# start of Data listing

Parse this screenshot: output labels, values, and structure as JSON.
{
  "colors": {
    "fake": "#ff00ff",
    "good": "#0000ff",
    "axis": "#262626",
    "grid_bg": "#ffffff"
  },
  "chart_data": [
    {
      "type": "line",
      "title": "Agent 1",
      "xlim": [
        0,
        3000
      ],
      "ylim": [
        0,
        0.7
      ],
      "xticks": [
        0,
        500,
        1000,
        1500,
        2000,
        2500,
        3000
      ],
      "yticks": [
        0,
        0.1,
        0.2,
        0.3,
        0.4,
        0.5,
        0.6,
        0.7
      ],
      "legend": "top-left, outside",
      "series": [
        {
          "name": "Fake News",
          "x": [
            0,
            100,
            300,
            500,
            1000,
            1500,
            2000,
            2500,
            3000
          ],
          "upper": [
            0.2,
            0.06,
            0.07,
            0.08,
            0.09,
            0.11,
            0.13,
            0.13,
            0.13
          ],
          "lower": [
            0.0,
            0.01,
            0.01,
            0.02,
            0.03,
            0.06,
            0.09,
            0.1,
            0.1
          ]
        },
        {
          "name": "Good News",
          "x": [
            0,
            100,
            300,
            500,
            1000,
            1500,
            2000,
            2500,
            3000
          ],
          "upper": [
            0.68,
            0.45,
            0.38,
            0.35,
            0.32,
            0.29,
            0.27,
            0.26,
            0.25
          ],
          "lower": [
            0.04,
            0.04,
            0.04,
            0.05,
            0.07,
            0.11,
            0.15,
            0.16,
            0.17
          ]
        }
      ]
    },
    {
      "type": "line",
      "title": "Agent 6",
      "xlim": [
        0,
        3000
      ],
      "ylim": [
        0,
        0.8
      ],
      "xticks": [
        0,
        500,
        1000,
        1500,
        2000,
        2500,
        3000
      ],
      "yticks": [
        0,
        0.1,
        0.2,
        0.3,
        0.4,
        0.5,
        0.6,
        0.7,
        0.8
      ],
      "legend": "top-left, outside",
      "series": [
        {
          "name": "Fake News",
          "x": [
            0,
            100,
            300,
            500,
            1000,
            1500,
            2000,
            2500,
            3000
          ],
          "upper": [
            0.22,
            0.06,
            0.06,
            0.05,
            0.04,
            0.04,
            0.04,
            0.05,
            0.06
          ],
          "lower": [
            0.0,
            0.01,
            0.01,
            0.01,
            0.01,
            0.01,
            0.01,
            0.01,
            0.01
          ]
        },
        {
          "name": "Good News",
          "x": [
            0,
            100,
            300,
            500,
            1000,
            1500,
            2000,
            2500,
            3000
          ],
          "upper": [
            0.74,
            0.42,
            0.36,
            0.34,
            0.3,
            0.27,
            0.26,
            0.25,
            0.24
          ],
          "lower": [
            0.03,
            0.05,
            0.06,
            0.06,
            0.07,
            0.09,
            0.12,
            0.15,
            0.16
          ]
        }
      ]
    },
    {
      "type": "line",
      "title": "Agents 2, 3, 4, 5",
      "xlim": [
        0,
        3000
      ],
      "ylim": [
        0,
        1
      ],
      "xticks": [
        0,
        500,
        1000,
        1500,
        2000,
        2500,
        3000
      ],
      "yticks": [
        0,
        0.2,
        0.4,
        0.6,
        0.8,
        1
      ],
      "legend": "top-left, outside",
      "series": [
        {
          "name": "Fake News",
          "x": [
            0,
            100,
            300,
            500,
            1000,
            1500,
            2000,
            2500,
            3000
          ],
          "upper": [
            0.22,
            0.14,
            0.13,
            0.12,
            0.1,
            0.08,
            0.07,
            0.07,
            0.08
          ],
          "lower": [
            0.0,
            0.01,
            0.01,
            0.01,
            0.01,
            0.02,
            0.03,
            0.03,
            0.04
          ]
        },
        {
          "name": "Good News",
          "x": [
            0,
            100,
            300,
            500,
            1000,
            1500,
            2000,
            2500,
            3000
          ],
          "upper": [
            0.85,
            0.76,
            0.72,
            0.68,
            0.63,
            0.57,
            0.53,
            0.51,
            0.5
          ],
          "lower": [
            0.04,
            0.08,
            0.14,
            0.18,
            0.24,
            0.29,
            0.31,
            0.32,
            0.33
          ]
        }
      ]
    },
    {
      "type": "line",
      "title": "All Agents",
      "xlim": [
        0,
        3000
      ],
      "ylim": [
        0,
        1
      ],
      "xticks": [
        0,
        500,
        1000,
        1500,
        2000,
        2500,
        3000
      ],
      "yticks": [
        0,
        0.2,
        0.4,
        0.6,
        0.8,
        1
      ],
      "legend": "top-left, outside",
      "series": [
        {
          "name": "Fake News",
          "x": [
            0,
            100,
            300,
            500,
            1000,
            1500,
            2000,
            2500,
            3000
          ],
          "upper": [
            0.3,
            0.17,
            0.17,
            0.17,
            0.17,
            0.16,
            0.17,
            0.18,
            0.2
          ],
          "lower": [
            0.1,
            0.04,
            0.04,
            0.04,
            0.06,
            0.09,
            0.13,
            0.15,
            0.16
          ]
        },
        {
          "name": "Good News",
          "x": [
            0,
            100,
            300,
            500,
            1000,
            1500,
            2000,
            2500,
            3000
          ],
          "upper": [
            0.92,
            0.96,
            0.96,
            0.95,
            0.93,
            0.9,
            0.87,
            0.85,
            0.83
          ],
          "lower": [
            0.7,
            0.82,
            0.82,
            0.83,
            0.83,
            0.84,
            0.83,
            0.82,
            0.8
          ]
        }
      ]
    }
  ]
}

# end of Data listing

--- What this task involves ---
Copy each line of the data that contains the word "title".

--- Response ---
      "title": "Agent 1",
      "title": "Agent 6",
      "title": "Agents 2, 3, 4, 5",
      "title": "All Agents",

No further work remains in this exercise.